— Task brief —
Repeat the listing word for word. No pictures belong in the copy.

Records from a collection
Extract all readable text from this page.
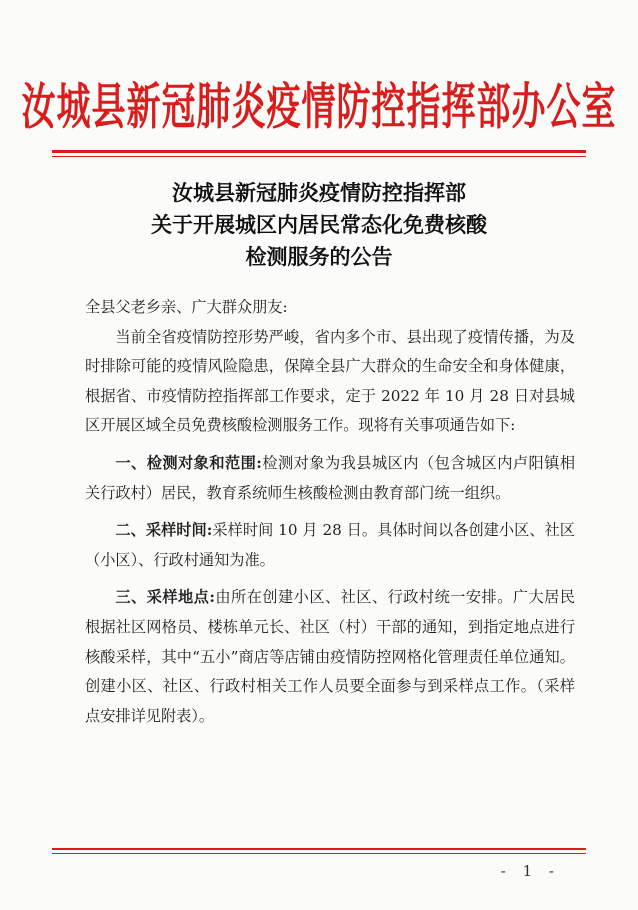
汝城县新冠肺炎疫情防控指挥部办公室
汝城县新冠肺炎疫情防控指挥部
关于开展城区内居民常态化免费核酸
检测服务的公告

全县父老乡亲、广大群众朋友:

当前全省疫情防控形势严峻，省内多个市、县出现了疫情传播，为及时排除可能的疫情风险隐患，保障全县广大群众的生命安全和身体健康，根据省、市疫情防控指挥部工作要求，定于 2022 年 10 月 28 日对县城区开展区域全员免费核酸检测服务工作。现将有关事项通告如下:

一、检测对象和范围:检测对象为我县城区内（包含城区内卢阳镇相关行政村）居民，教育系统师生核酸检测由教育部门统一组织。

二、采样时间:采样时间 10 月 28 日。具体时间以各创建小区、社区（小区）、行政村通知为准。

三、采样地点:由所在创建小区、社区、行政村统一安排。广大居民根据社区网格员、楼栋单元长、社区（村）干部的通知，到指定地点进行核酸采样，其中“五小”商店等店铺由疫情防控网格化管理责任单位通知。创建小区、社区、行政村相关工作人员要全面参与到采样点工作。（采样点安排详见附表）。

- 1 -
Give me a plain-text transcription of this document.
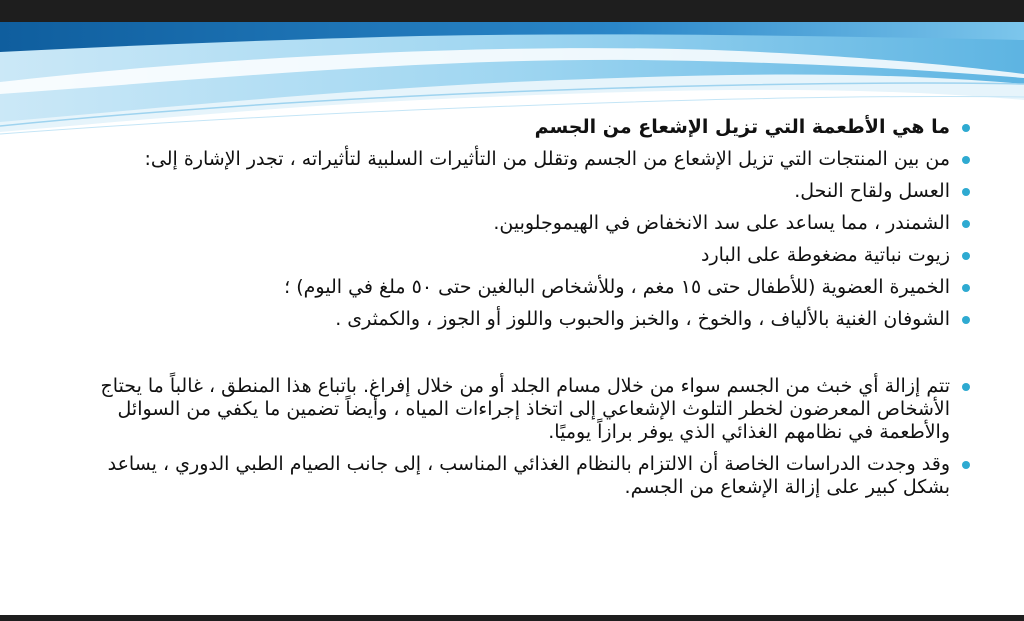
ما هي الأطعمة التي تزيل الإشعاع من الجسم
من بين المنتجات التي تزيل الإشعاع من الجسم وتقلل من التأثيرات السلبية لتأثيراته ، تجدر الإشارة إلى:
العسل ولقاح النحل.
الشمندر ، مما يساعد على سد الانخفاض في الهيموجلوبين.
زيوت نباتية مضغوطة على البارد
الخميرة العضوية (للأطفال حتى ١٥ مغم ، وللأشخاص البالغين حتى ٥٠ ملغ في اليوم) ؛
الشوفان الغنية بالألياف ، والخوخ ، والخبز والحبوب واللوز أو الجوز ، والكمثرى .
تتم إزالة أي خبث من الجسم سواء من خلال مسام الجلد أو من خلال إفراغ. باتباع هذا المنطق ، غالباً ما يحتاج الأشخاص المعرضون لخطر التلوث الإشعاعي إلى اتخاذ إجراءات المياه ، وأيضاً تضمين ما يكفي من السوائل والأطعمة في نظامهم الغذائي الذي يوفر برازاً يوميًا.
وقد وجدت الدراسات الخاصة أن الالتزام بالنظام الغذائي المناسب ، إلى جانب الصيام الطبي الدوري ، يساعد بشكل كبير على إزالة الإشعاع من الجسم.
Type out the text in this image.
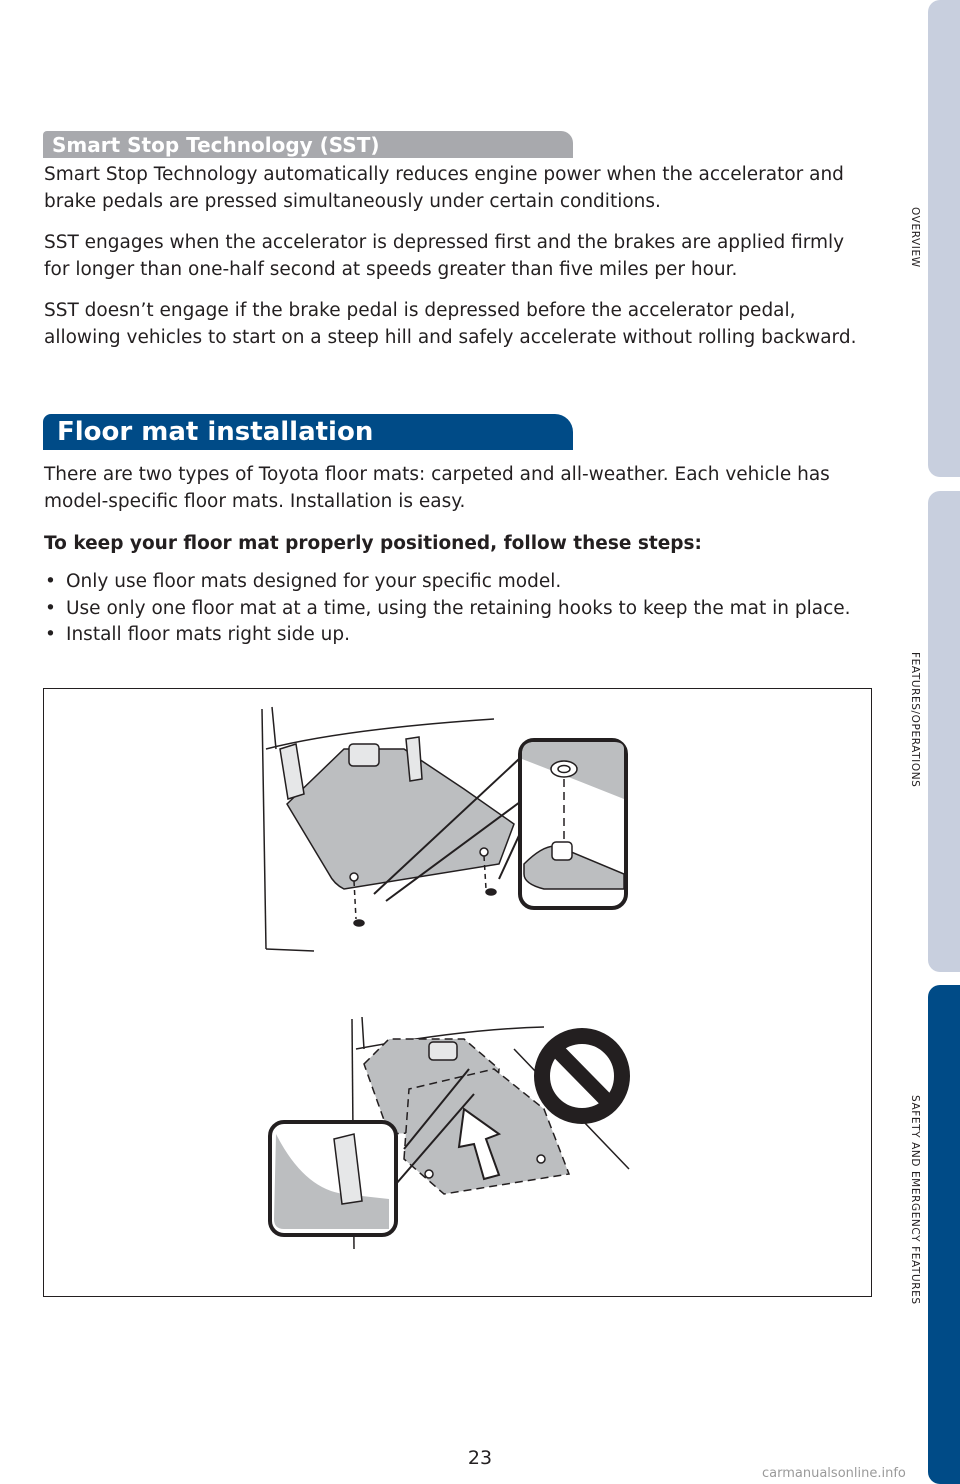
Smart Stop Technology (SST)

Smart Stop Technology automatically reduces engine power when the accelerator and brake pedals are pressed simultaneously under certain conditions.

SST engages when the accelerator is depressed first and the brakes are applied firmly for longer than one-half second at speeds greater than five miles per hour.

SST doesn’t engage if the brake pedal is depressed before the accelerator pedal, allowing vehicles to start on a steep hill and safely accelerate without rolling backward.

Floor mat installation

There are two types of Toyota floor mats: carpeted and all-weather. Each vehicle has model-specific floor mats. Installation is easy.

To keep your floor mat properly positioned, follow these steps:

• Only use floor mats designed for your specific model.
• Use only one floor mat at a time, using the retaining hooks to keep the mat in place.
• Install floor mats right side up.
OVERVIEW
FEATURES/OPERATIONS
SAFETY AND EMERGENCY FEATURES
23
carmanualsonline.info
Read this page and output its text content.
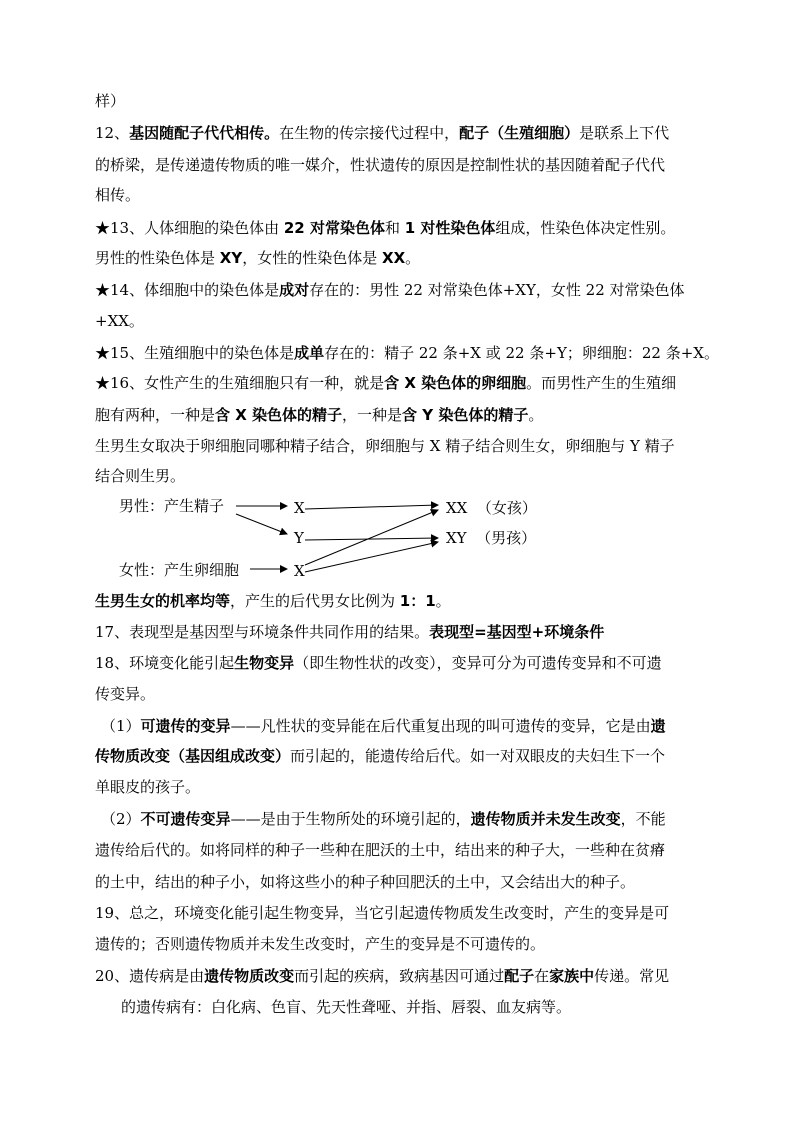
样）
12、基因随配子代代相传。在生物的传宗接代过程中，配子（生殖细胞）是联系上下代
的桥梁，是传递遗传物质的唯一媒介，性状遗传的原因是控制性状的基因随着配子代代
相传。
★13、人体细胞的染色体由 22 对常染色体和 1 对性染色体组成，性染色体决定性别。
男性的性染色体是 XY，女性的性染色体是 XX。
★14、体细胞中的染色体是成对存在的：男性 22 对常染色体+XY，女性 22 对常染色体
+XX。
★15、生殖细胞中的染色体是成单存在的：精子 22 条+X 或 22 条+Y；卵细胞：22 条+X。
★16、女性产生的生殖细胞只有一种，就是含 X 染色体的卵细胞。而男性产生的生殖细
胞有两种，一种是含 X 染色体的精子，一种是含 Y 染色体的精子。
生男生女取决于卵细胞同哪种精子结合，卵细胞与 X 精子结合则生女，卵细胞与 Y 精子
结合则生男。
男性：产生精子	X
Y
女性：产生卵细胞	X
XX （女孩）
XY （男孩）
生男生女的机率均等，产生的后代男女比例为 1：1。
17、表现型是基因型与环境条件共同作用的结果。表现型=基因型+环境条件
18、环境变化能引起生物变异（即生物性状的改变），变异可分为可遗传变异和不可遗
传变异。
（1）可遗传的变异——凡性状的变异能在后代重复出现的叫可遗传的变异，它是由遗
传物质改变（基因组成改变）而引起的，能遗传给后代。如一对双眼皮的夫妇生下一个
单眼皮的孩子。
（2）不可遗传变异——是由于生物所处的环境引起的，遗传物质并未发生改变，不能
遗传给后代的。如将同样的种子一些种在肥沃的土中，结出来的种子大，一些种在贫瘠
的土中，结出的种子小，如将这些小的种子种回肥沃的土中，又会结出大的种子。
19、总之，环境变化能引起生物变异，当它引起遗传物质发生改变时，产生的变异是可
遗传的；否则遗传物质并未发生改变时，产生的变异是不可遗传的。
20、遗传病是由遗传物质改变而引起的疾病，致病基因可通过配子在家族中传递。常见
的遗传病有：白化病、色盲、先天性聋哑、并指、唇裂、血友病等。
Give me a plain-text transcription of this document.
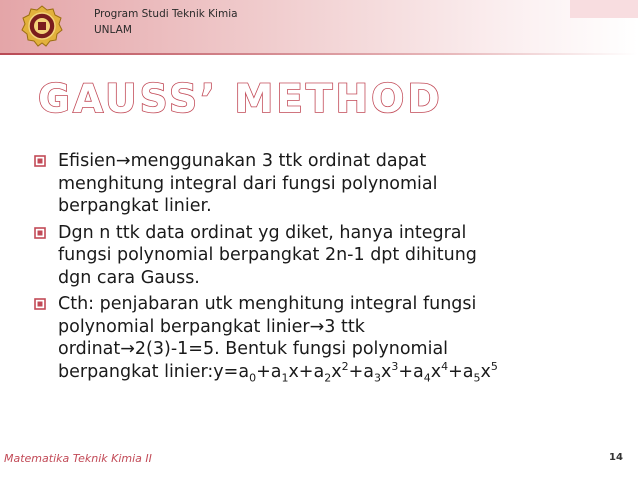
Program Studi Teknik Kimia
UNLAM
GAUSS’ METHOD
Efisien→menggunakan 3 ttk ordinat dapat
menghitung integral dari fungsi polynomial
berpangkat linier.
Dgn n ttk data ordinat yg diket, hanya integral
fungsi polynomial berpangkat 2n-1 dpt dihitung
dgn cara Gauss.
Cth: penjabaran utk menghitung integral fungsi
polynomial berpangkat linier→3 ttk
ordinat→2(3)-1=5. Bentuk fungsi polynomial
berpangkat $linier:y=a_0+a_1x+a_2x^2+a_3x^3+a_4x^4+a_5x^5$
Matematika Teknik Kimia II	14
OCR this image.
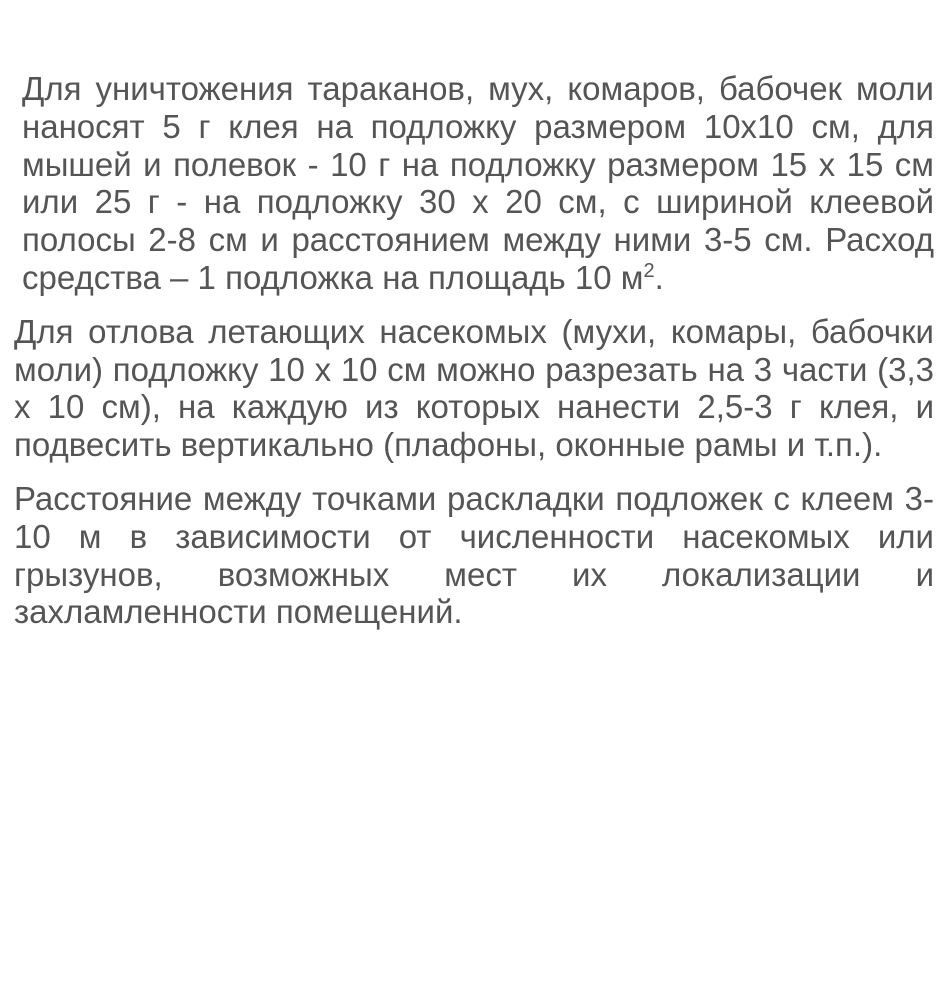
Для уничтожения тараканов, мух, комаров, бабочек моли наносят 5 г клея на подложку размером 10х10 см, для мышей и полевок - 10 г на подложку размером 15 х 15 см или 25 г - на подложку 30 х 20 см, с шириной клеевой полосы 2-8 см и расстоянием между ними 3-5 см. Расход средства – 1 подложка на площадь 10 $м^2$.

Для отлова летающих насекомых (мухи, комары, бабочки моли) подложку 10 х 10 см можно разрезать на 3 части (3,3 х 10 см), на каждую из которых нанести 2,5-3 г клея, и подвесить вертикально (плафоны, оконные рамы и т.п.).

Расстояние между точками раскладки подложек с клеем 3-10 м в зависимости от численности насекомых или грызунов, возможных мест их локализации и захламленности помещений.
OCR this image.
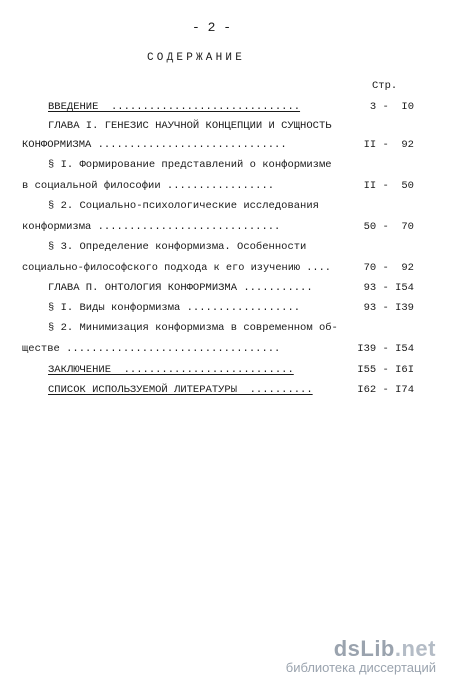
- 2 -
СОДЕРЖАНИЕ
Стр.
ВВЕДЕНИЕ  ..............................	3 -  I0
ГЛАВА I. ГЕНЕЗИС НАУЧНОЙ КОНЦЕПЦИИ И СУЩНОСТЬ
КОНФОРМИЗМА ..............................	II -  92
§ I. Формирование представлений о конформизме
в социальной философии .................	II -  50
§ 2. Социально-психологические исследования
конформизма .............................	50 -  70
§ 3. Определение конформизма. Особенности
социально-философского подхода к его изучению ....	70 -  92
ГЛАВА П. ОНТОЛОГИЯ КОНФОРМИЗМА ...........	93 - I54
§ I. Виды конформизма ..................	93 - I39
§ 2. Минимизация конформизма в современном об-
ществе ..................................	I39 - I54
ЗАКЛЮЧЕНИЕ  ...........................	I55 - I6I
СПИСОК ИСПОЛЬЗУЕМОЙ ЛИТЕРАТУРЫ  ..........	I62 - I74
dsLib.net
библиотека диссертаций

— Reply —
Extract all readable text from this page.
汝城县新冠肺炎疫情防控指挥部办公室
汝城县新冠肺炎疫情防控指挥部
关于开展城区内居民常态化免费核酸
检测服务的公告

全县父老乡亲、广大群众朋友:

当前全省疫情防控形势严峻，省内多个市、县出现了疫情传播，为及时排除可能的疫情风险隐患，保障全县广大群众的生命安全和身体健康，根据省、市疫情防控指挥部工作要求，定于 2022 年 10 月 28 日对县城区开展区域全员免费核酸检测服务工作。现将有关事项通告如下:

一、检测对象和范围:检测对象为我县城区内（包含城区内卢阳镇相关行政村）居民，教育系统师生核酸检测由教育部门统一组织。

二、采样时间:采样时间 10 月 28 日。具体时间以各创建小区、社区（小区）、行政村通知为准。

三、采样地点:由所在创建小区、社区、行政村统一安排。广大居民根据社区网格员、楼栋单元长、社区（村）干部的通知，到指定地点进行核酸采样，其中“五小”商店等店铺由疫情防控网格化管理责任单位通知。创建小区、社区、行政村相关工作人员要全面参与到采样点工作。（采样点安排详见附表）。

- 1 -
Give me a plain-text transcription of this document.
ما هي الأطعمة التي تزيل الإشعاع من الجسم
من بين المنتجات التي تزيل الإشعاع من الجسم وتقلل من التأثيرات السلبية لتأثيراته ، تجدر الإشارة إلى:
العسل ولقاح النحل.
الشمندر ، مما يساعد على سد الانخفاض في الهيموجلوبين.
زيوت نباتية مضغوطة على البارد
الخميرة العضوية (للأطفال حتى ١٥ مغم ، وللأشخاص البالغين حتى ٥٠ ملغ في اليوم) ؛
الشوفان الغنية بالألياف ، والخوخ ، والخبز والحبوب واللوز أو الجوز ، والكمثرى .
تتم إزالة أي خبث من الجسم سواء من خلال مسام الجلد أو من خلال إفراغ. باتباع هذا المنطق ، غالباً ما يحتاج الأشخاص المعرضون لخطر التلوث الإشعاعي إلى اتخاذ إجراءات المياه ، وأيضاً تضمين ما يكفي من السوائل والأطعمة في نظامهم الغذائي الذي يوفر برازاً يوميًا.
وقد وجدت الدراسات الخاصة أن الالتزام بالنظام الغذائي المناسب ، إلى جانب الصيام الطبي الدوري ، يساعد بشكل كبير على إزالة الإشعاع من الجسم.
Type out the text in this image.
Smart Stop Technology (SST)

Smart Stop Technology automatically reduces engine power when the accelerator and brake pedals are pressed simultaneously under certain conditions.

SST engages when the accelerator is depressed first and the brakes are applied firmly for longer than one-half second at speeds greater than five miles per hour.

SST doesn’t engage if the brake pedal is depressed before the accelerator pedal, allowing vehicles to start on a steep hill and safely accelerate without rolling backward.

Floor mat installation

There are two types of Toyota floor mats: carpeted and all-weather. Each vehicle has model-specific floor mats. Installation is easy.

To keep your floor mat properly positioned, follow these steps:

• Only use floor mats designed for your specific model.
• Use only one floor mat at a time, using the retaining hooks to keep the mat in place.
• Install floor mats right side up.
OVERVIEW
FEATURES/OPERATIONS
SAFETY AND EMERGENCY FEATURES
23
carmanualsonline.info
Read this page and output its text content.
样）
12、基因随配子代代相传。在生物的传宗接代过程中，配子（生殖细胞）是联系上下代
的桥梁，是传递遗传物质的唯一媒介，性状遗传的原因是控制性状的基因随着配子代代
相传。
★13、人体细胞的染色体由 22 对常染色体和 1 对性染色体组成，性染色体决定性别。
男性的性染色体是 XY，女性的性染色体是 XX。
★14、体细胞中的染色体是成对存在的：男性 22 对常染色体+XY，女性 22 对常染色体
+XX。
★15、生殖细胞中的染色体是成单存在的：精子 22 条+X 或 22 条+Y；卵细胞：22 条+X。
★16、女性产生的生殖细胞只有一种，就是含 X 染色体的卵细胞。而男性产生的生殖细
胞有两种，一种是含 X 染色体的精子，一种是含 Y 染色体的精子。
生男生女取决于卵细胞同哪种精子结合，卵细胞与 X 精子结合则生女，卵细胞与 Y 精子
结合则生男。
男性：产生精子	X
Y
女性：产生卵细胞	X
XX （女孩）
XY （男孩）
生男生女的机率均等，产生的后代男女比例为 1：1。
17、表现型是基因型与环境条件共同作用的结果。表现型=基因型+环境条件
18、环境变化能引起生物变异（即生物性状的改变），变异可分为可遗传变异和不可遗
传变异。
（1）可遗传的变异——凡性状的变异能在后代重复出现的叫可遗传的变异，它是由遗
传物质改变（基因组成改变）而引起的，能遗传给后代。如一对双眼皮的夫妇生下一个
单眼皮的孩子。
（2）不可遗传变异——是由于生物所处的环境引起的，遗传物质并未发生改变，不能
遗传给后代的。如将同样的种子一些种在肥沃的土中，结出来的种子大，一些种在贫瘠
的土中，结出的种子小，如将这些小的种子种回肥沃的土中，又会结出大的种子。
19、总之，环境变化能引起生物变异，当它引起遗传物质发生改变时，产生的变异是可
遗传的；否则遗传物质并未发生改变时，产生的变异是不可遗传的。
20、遗传病是由遗传物质改变而引起的疾病，致病基因可通过配子在家族中传递。常见
的遗传病有：白化病、色盲、先天性聋哑、并指、唇裂、血友病等。
Give me a plain-text transcription of this document.
Program Studi Teknik Kimia
UNLAM
GAUSS’ METHOD
Efisien→menggunakan 3 ttk ordinat dapat
menghitung integral dari fungsi polynomial
berpangkat linier.
Dgn n ttk data ordinat yg diket, hanya integral
fungsi polynomial berpangkat 2n-1 dpt dihitung
dgn cara Gauss.
Cth: penjabaran utk menghitung integral fungsi
polynomial berpangkat linier→3 ttk
ordinat→2(3)-1=5. Bentuk fungsi polynomial
berpangkat $linier:y=a_0+a_1x+a_2x^2+a_3x^3+a_4x^4+a_5x^5$
Matematika Teknik Kimia II	14
OCR this image.
Для уничтожения тараканов, мух, комаров, бабочек моли наносят 5 г клея на подложку размером 10х10 см, для мышей и полевок - 10 г на подложку размером 15 х 15 см или 25 г - на подложку 30 х 20 см, с шириной клеевой полосы 2-8 см и расстоянием между ними 3-5 см. Расход средства – 1 подложка на площадь 10 $м^2$.

Для отлова летающих насекомых (мухи, комары, бабочки моли) подложку 10 х 10 см можно разрезать на 3 части (3,3 х 10 см), на каждую из которых нанести 2,5-3 г клея, и подвесить вертикально (плафоны, оконные рамы и т.п.).

Расстояние между точками раскладки подложек с клеем 3-10 м в зависимости от численности насекомых или грызунов, возможных мест их локализации и захламленности помещений.
OCR this image.
- 2 -
СОДЕРЖАНИЕ
Стр.
ВВЕДЕНИЕ  ..............................	3 -  I0
ГЛАВА I. ГЕНЕЗИС НАУЧНОЙ КОНЦЕПЦИИ И СУЩНОСТЬ
КОНФОРМИЗМА ..............................	II -  92
§ I. Формирование представлений о конформизме
в социальной философии .................	II -  50
§ 2. Социально-психологические исследования
конформизма .............................	50 -  70
§ 3. Определение конформизма. Особенности
социально-философского подхода к его изучению ....	70 -  92
ГЛАВА П. ОНТОЛОГИЯ КОНФОРМИЗМА ...........	93 - I54
§ I. Виды конформизма ..................	93 - I39
§ 2. Минимизация конформизма в современном об-
ществе ..................................	I39 - I54
ЗАКЛЮЧЕНИЕ  ...........................	I55 - I6I
СПИСОК ИСПОЛЬЗУЕМОЙ ЛИТЕРАТУРЫ  ..........	I62 - I74
dsLib.net
библиотека диссертаций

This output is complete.